• _WHAT THE TASK ASKS_
Using the listing below, copy every line that mentions "label".

• _RECORDS_

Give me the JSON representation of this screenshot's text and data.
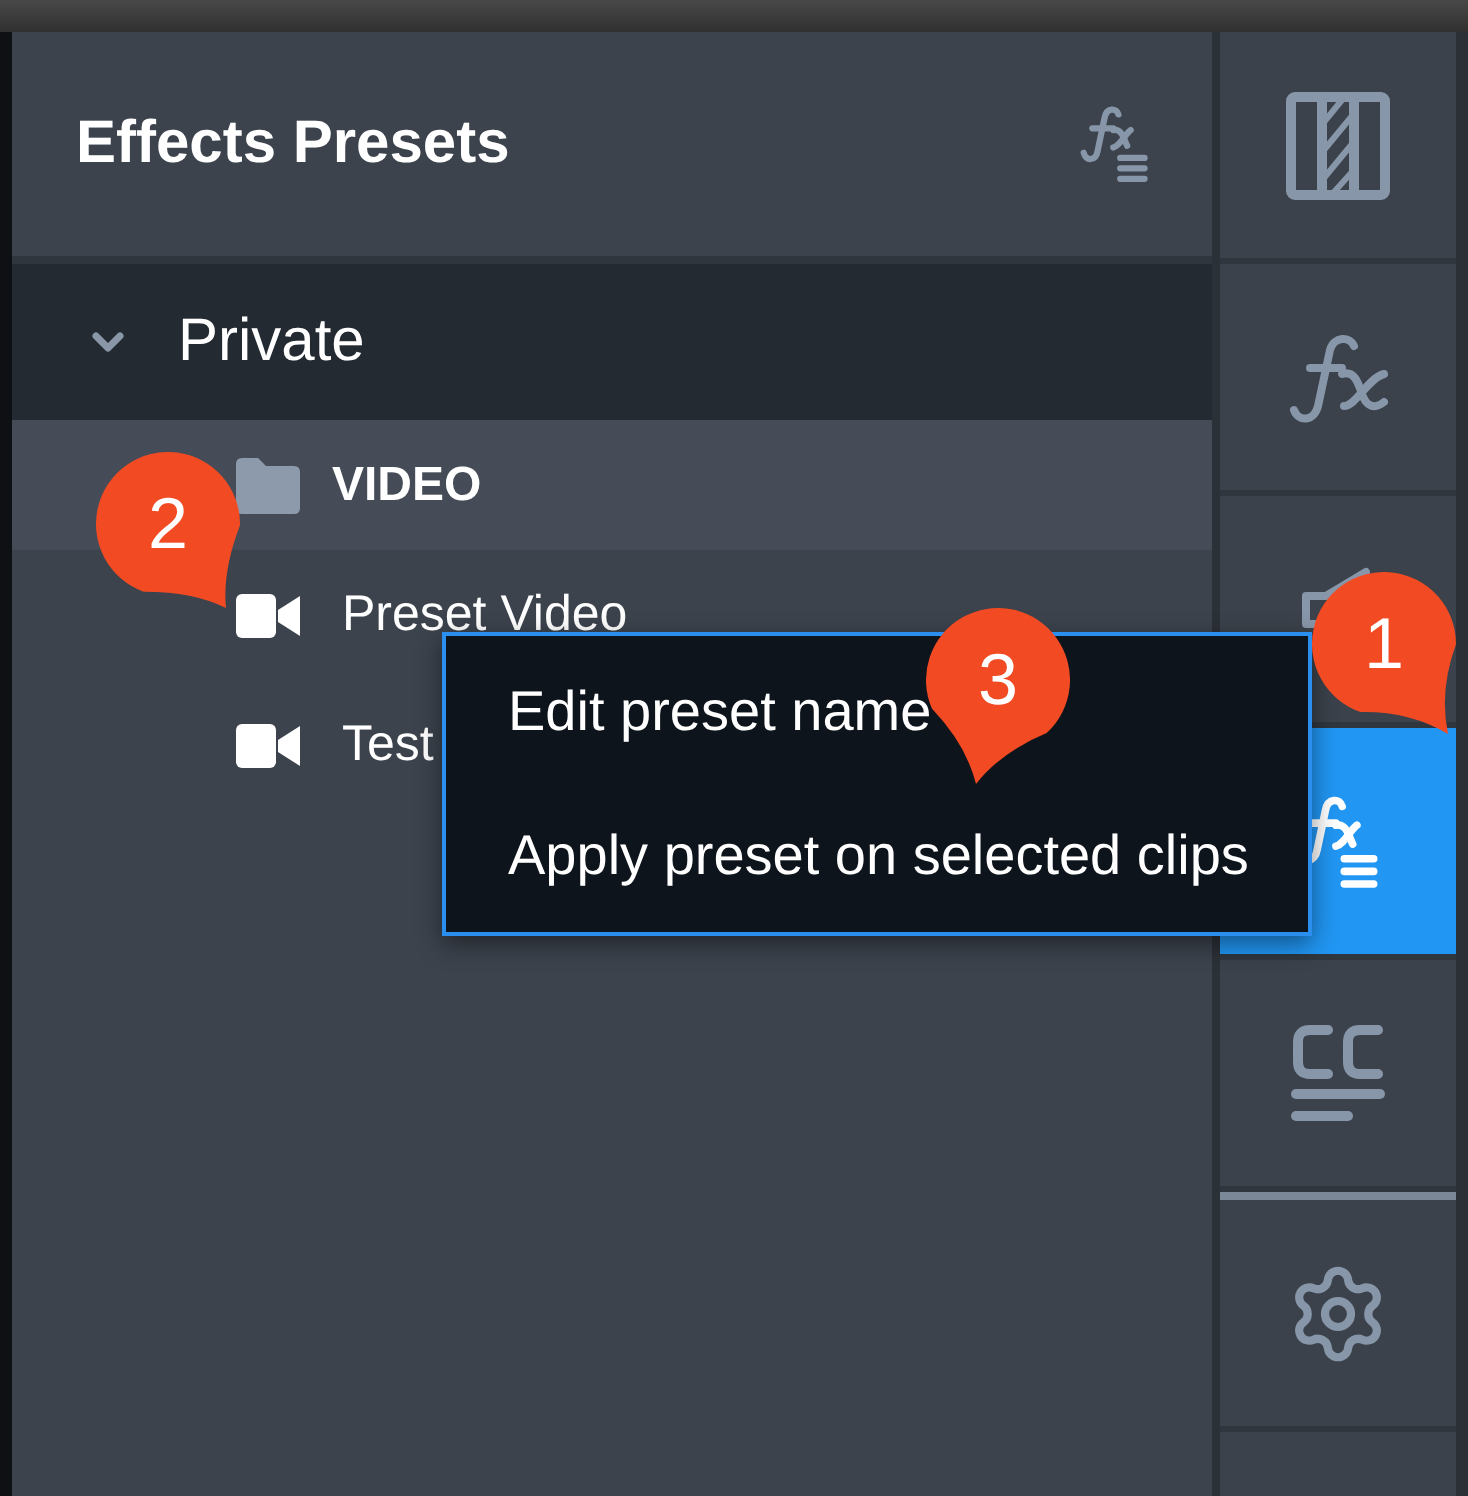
{
  "panel": {
    "title": "Effects Presets"
  },
  "tree": [
    {
      "label": "Private",
      "kind": "group",
      "expanded": true,
      "children": [
        {
          "label": "VIDEO",
          "kind": "folder",
          "selected": true,
          "children": [
            {
              "label": "Preset Video",
              "kind": "preset",
              "selected": false
            },
            {
              "label": "Test",
              "kind": "preset",
              "selected": false
            }
          ]
        }
      ]
    }
  ],
  "side_tabs": [
    {
      "kind": "panels",
      "selected": false
    },
    {
      "kind": "effects",
      "selected": false
    },
    {
      "kind": "audio",
      "selected": false
    },
    {
      "kind": "presets",
      "selected": true
    },
    {
      "kind": "captions",
      "selected": false
    }
  ],
  "footer_tabs": [
    {
      "kind": "settings",
      "selected": false
    }
  ],
  "context_menu": {
    "items": [
      {
        "label": "Edit preset name"
      },
      {
        "label": "Apply preset on selected clips"
      }
    ]
  },
  "callouts": [
    {
      "number": "1"
    },
    {
      "number": "2"
    },
    {
      "number": "3"
    }
  ]
}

• _RESULT OF THIS TASK_
      "label": "Private",
          "label": "VIDEO",
              "label": "Preset Video",
              "label": "Test",
        "label": "Edit preset name"
        "label": "Apply preset on selected clips"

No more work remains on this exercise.